Given instruction
Write out every entry word for word.

Dataset entries

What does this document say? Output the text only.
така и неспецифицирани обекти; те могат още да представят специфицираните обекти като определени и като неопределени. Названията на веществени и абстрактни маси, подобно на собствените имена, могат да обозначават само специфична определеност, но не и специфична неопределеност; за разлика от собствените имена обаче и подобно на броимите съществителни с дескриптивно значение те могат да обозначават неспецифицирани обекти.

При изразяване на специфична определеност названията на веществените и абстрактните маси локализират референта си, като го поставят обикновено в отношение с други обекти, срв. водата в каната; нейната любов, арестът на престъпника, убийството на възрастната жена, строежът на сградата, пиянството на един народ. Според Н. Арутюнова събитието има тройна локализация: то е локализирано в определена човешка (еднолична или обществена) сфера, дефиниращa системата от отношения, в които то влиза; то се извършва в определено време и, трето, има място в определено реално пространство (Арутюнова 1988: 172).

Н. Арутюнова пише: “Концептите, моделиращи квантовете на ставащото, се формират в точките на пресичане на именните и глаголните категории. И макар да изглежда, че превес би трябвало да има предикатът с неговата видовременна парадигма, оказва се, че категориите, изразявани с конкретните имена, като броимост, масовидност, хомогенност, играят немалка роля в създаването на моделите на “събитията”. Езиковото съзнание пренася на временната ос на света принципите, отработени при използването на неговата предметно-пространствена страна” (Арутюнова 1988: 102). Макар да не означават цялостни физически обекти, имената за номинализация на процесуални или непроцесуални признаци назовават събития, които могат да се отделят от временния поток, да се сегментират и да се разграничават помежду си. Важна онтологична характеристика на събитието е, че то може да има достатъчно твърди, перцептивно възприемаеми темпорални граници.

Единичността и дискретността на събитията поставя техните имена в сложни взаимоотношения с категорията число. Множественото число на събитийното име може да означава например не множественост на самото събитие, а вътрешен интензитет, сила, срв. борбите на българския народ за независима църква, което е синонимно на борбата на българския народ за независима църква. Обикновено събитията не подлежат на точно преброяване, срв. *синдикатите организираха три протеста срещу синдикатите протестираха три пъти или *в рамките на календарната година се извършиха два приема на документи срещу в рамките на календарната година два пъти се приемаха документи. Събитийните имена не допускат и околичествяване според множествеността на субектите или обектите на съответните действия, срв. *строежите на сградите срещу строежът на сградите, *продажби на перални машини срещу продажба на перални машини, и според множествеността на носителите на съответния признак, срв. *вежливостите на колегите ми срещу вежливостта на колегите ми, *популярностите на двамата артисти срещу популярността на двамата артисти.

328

Solution for this task
What does this document say? Output the text only.
така и неспецифицирани обекти; те могат още да представят специфицираните обекти като определени и като неопределени. Названията на веществени и абстрактни маси, подобно на собствените имена, могат да обозначават само специфична определеност, но не и специфична неопределеност; за разлика от собствените имена обаче и подобно на броимите съществителни с дескриптивно значение те могат да обозначават неспецифицирани обекти.

При изразяване на специфична определеност названията на веществените и абстрактните маси локализират референта си, като го поставят обикновено в отношение с други обекти, срв. водата в каната; нейната любов, арестът на престъпника, убийството на възрастната жена, строежът на сградата, пиянството на един народ. Според Н. Арутюнова събитието има тройна локализация: то е локализирано в определена човешка (еднолична или обществена) сфера, дефиниращa системата от отношения, в които то влиза; то се извършва в определено време и, трето, има място в определено реално пространство (Арутюнова 1988: 172).

Н. Арутюнова пише: “Концептите, моделиращи квантовете на ставащото, се формират в точките на пресичане на именните и глаголните категории. И макар да изглежда, че превес би трябвало да има предикатът с неговата видовременна парадигма, оказва се, че категориите, изразявани с конкретните имена, като броимост, масовидност, хомогенност, играят немалка роля в създаването на моделите на “събитията”. Езиковото съзнание пренася на временната ос на света принципите, отработени при използването на неговата предметно-пространствена страна” (Арутюнова 1988: 102). Макар да не означават цялостни физически обекти, имената за номинализация на процесуални или непроцесуални признаци назовават събития, които могат да се отделят от временния поток, да се сегментират и да се разграничават помежду си. Важна онтологична характеристика на събитието е, че то може да има достатъчно твърди, перцептивно възприемаеми темпорални граници.

Единичността и дискретността на събитията поставя техните имена в сложни взаимоотношения с категорията число. Множественото число на събитийното име може да означава например не множественост на самото събитие, а вътрешен интензитет, сила, срв. борбите на българския народ за независима църква, което е синонимно на борбата на българския народ за независима църква. Обикновено събитията не подлежат на точно преброяване, срв. *синдикатите организираха три протеста срещу синдикатите протестираха три пъти или *в рамките на календарната година се извършиха два приема на документи срещу в рамките на календарната година два пъти се приемаха документи. Събитийните имена не допускат и околичествяване според множествеността на субектите или обектите на съответните действия, срв. *строежите на сградите срещу строежът на сградите, *продажби на перални машини срещу продажба на перални машини, и според множествеността на носителите на съответния признак, срв. *вежливостите на колегите ми срещу вежливостта на колегите ми, *популярностите на двамата артисти срещу популярността на двамата артисти.

328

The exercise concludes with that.